* **OBJECTIVE**: Below is a block of data; give all of it again word for word.

* **THE DATA**:
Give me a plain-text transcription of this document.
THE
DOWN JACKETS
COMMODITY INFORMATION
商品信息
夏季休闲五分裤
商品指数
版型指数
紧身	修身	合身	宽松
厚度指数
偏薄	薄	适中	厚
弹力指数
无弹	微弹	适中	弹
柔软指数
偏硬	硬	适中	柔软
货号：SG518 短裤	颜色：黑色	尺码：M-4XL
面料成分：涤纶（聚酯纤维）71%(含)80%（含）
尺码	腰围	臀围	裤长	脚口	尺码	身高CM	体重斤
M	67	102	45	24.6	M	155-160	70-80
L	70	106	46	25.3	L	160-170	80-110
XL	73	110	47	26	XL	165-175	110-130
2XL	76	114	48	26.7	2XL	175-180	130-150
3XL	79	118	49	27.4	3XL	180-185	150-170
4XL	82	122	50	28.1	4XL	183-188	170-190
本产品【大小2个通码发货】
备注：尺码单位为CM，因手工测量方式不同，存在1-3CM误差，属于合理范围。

* **WRITTEN RESPONSE**:
Give me a plain-text transcription of this document.
THE
DOWN JACKETS
COMMODITY INFORMATION
商品信息
夏季休闲五分裤
商品指数
版型指数
紧身	修身	合身	宽松
厚度指数
偏薄	薄	适中	厚
弹力指数
无弹	微弹	适中	弹
柔软指数
偏硬	硬	适中	柔软
货号：SG518 短裤	颜色：黑色	尺码：M-4XL
面料成分：涤纶（聚酯纤维）71%(含)80%（含）
尺码	腰围	臀围	裤长	脚口	尺码	身高CM	体重斤
M	67	102	45	24.6	M	155-160	70-80
L	70	106	46	25.3	L	160-170	80-110
XL	73	110	47	26	XL	165-175	110-130
2XL	76	114	48	26.7	2XL	175-180	130-150
3XL	79	118	49	27.4	3XL	180-185	150-170
4XL	82	122	50	28.1	4XL	183-188	170-190
本产品【大小2个通码发货】
备注：尺码单位为CM，因手工测量方式不同，存在1-3CM误差，属于合理范围。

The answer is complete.